* What you will do
Write down every entry below once more, exactly.

Excerpt from a dataset:
========================

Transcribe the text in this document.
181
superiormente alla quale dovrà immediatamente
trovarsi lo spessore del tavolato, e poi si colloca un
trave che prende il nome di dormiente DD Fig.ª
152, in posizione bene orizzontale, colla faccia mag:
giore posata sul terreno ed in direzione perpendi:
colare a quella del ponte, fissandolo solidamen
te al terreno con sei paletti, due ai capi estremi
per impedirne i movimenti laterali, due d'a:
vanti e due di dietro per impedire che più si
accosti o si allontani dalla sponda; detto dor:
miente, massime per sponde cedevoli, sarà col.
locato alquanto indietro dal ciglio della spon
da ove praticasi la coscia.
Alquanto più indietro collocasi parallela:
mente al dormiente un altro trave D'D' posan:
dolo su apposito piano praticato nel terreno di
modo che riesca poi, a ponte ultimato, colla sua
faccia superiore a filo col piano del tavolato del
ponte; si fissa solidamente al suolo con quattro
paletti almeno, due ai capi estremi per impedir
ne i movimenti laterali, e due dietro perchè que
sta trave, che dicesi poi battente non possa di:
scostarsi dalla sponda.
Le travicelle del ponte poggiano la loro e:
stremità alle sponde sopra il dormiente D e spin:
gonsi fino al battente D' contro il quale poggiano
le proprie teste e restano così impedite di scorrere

========================

* Response
Transcribe the text in this document.
181
superiormente alla quale dovrà immediatamente
trovarsi lo spessore del tavolato, e poi si colloca un
trave che prende il nome di dormiente DD Fig.ª
152, in posizione bene orizzontale, colla faccia mag:
giore posata sul terreno ed in direzione perpendi:
colare a quella del ponte, fissandolo solidamen
te al terreno con sei paletti, due ai capi estremi
per impedirne i movimenti laterali, due d'a:
vanti e due di dietro per impedire che più si
accosti o si allontani dalla sponda; detto dor:
miente, massime per sponde cedevoli, sarà col.
locato alquanto indietro dal ciglio della spon
da ove praticasi la coscia.
Alquanto più indietro collocasi parallela:
mente al dormiente un altro trave D'D' posan:
dolo su apposito piano praticato nel terreno di
modo che riesca poi, a ponte ultimato, colla sua
faccia superiore a filo col piano del tavolato del
ponte; si fissa solidamente al suolo con quattro
paletti almeno, due ai capi estremi per impedir
ne i movimenti laterali, e due dietro perchè que
sta trave, che dicesi poi battente non possa di:
scostarsi dalla sponda.
Le travicelle del ponte poggiano la loro e:
stremità alle sponde sopra il dormiente D e spin:
gonsi fino al battente D' contro il quale poggiano
le proprie teste e restano così impedite di scorrere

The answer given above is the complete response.